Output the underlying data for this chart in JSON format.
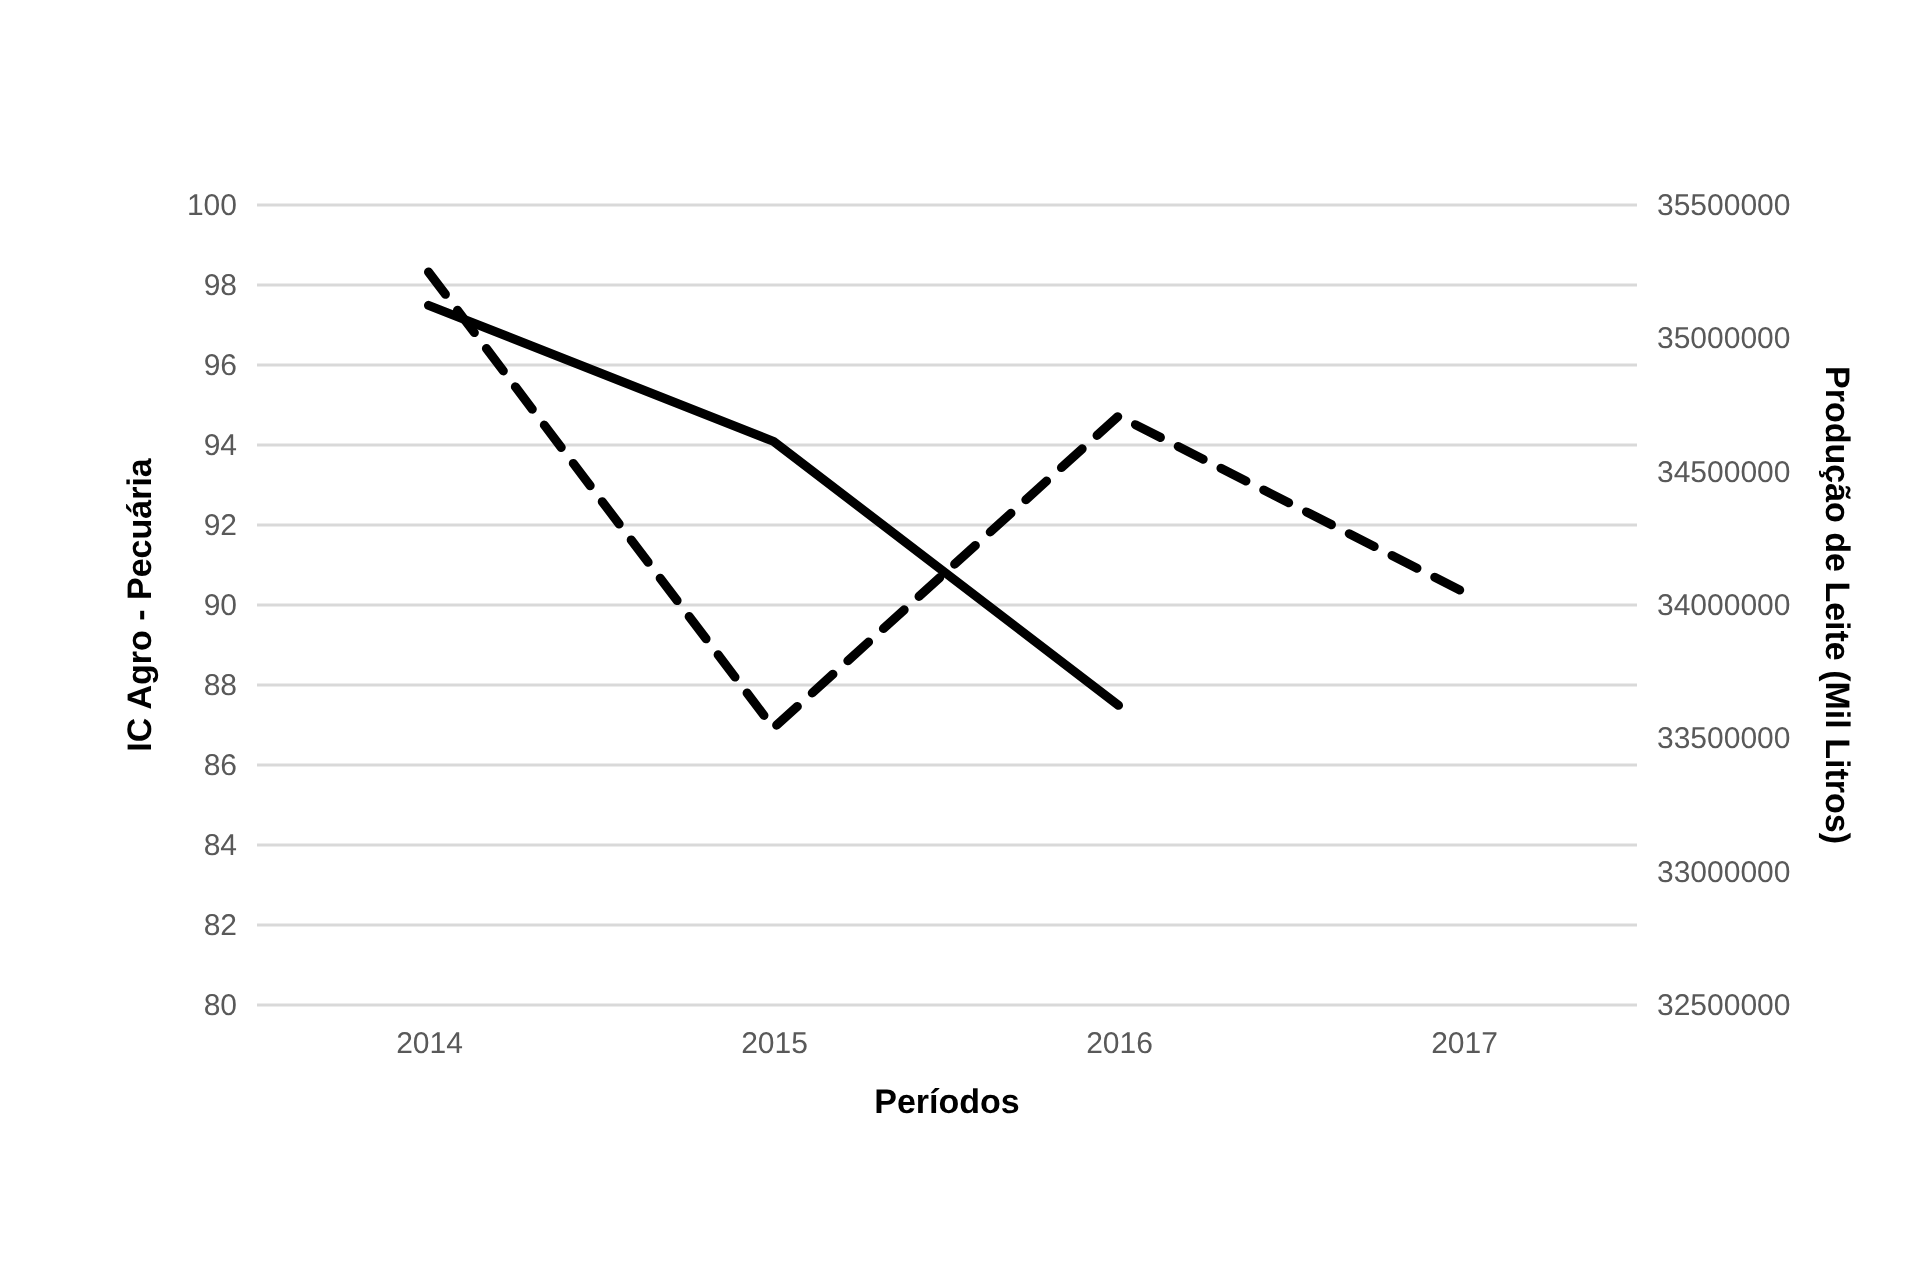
{
  "chart_data": {
    "type": "line",
    "xlabel": "Períodos",
    "ylabel": "IC Agro - Pecuária",
    "y2label": "Produção de Leite (Mil Litros)",
    "categories": [
      "2014",
      "2015",
      "2016",
      "2017"
    ],
    "series": [
      {
        "color": "#000000",
        "line_style": "dashed",
        "values": [
          98.3,
          86.9,
          94.7,
          90.3
        ]
      },
      {
        "color": "#000000",
        "line_style": "solid",
        "axis": "y2",
        "values": [
          35120000,
          34610000,
          33620000,
          null
        ]
      }
    ],
    "ylim": [
      80,
      100
    ],
    "yticks": [
      80,
      82,
      84,
      86,
      88,
      90,
      92,
      94,
      96,
      98,
      100
    ],
    "y2lim": [
      32500000,
      35500000
    ],
    "y2ticks": [
      32500000,
      33000000,
      33500000,
      34000000,
      34500000,
      35000000,
      35500000
    ],
    "grid": "y",
    "marker": "none"
  }
}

Objective
Copy the whole of the material above exactly, but not its images.

Expected answer
Output the underlying data for this chart in JSON format.
{
  "chart_data": {
    "type": "line",
    "xlabel": "Períodos",
    "ylabel": "IC Agro - Pecuária",
    "y2label": "Produção de Leite (Mil Litros)",
    "categories": [
      "2014",
      "2015",
      "2016",
      "2017"
    ],
    "series": [
      {
        "color": "#000000",
        "line_style": "dashed",
        "values": [
          98.3,
          86.9,
          94.7,
          90.3
        ]
      },
      {
        "color": "#000000",
        "line_style": "solid",
        "axis": "y2",
        "values": [
          35120000,
          34610000,
          33620000,
          null
        ]
      }
    ],
    "ylim": [
      80,
      100
    ],
    "yticks": [
      80,
      82,
      84,
      86,
      88,
      90,
      92,
      94,
      96,
      98,
      100
    ],
    "y2lim": [
      32500000,
      35500000
    ],
    "y2ticks": [
      32500000,
      33000000,
      33500000,
      34000000,
      34500000,
      35000000,
      35500000
    ],
    "grid": "y",
    "marker": "none"
  }
}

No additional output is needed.